» Written problem
Below are records to repeat exactly. Omit the pictures from the copy.

» Material to process
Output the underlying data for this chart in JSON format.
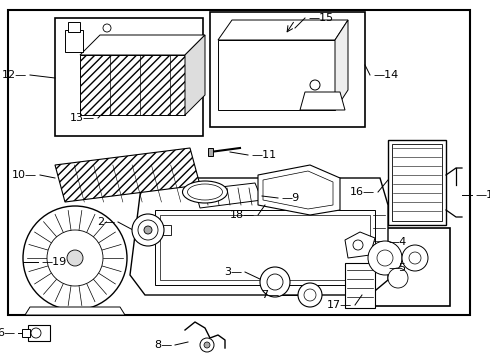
{
  "bg_color": "#ffffff",
  "line_color": "#000000",
  "text_color": "#000000",
  "fig_width": 4.9,
  "fig_height": 3.6,
  "dpi": 100
}
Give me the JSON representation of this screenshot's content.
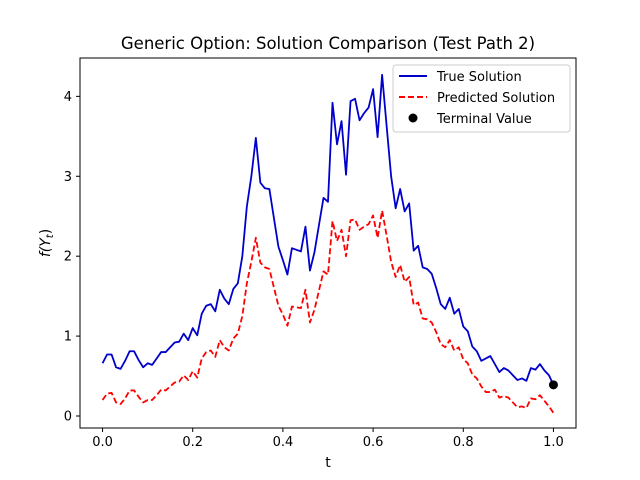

» Correct result
Output the underlying data for this chart in JSON format.
{
  "bg_color": "#ffffff",
  "line_color": "#000000",
  "text_color": "#000000",
  "fig_width": 4.9,
  "fig_height": 3.6,
  "dpi": 100
}
Give me the JSON representation of this screenshot's content.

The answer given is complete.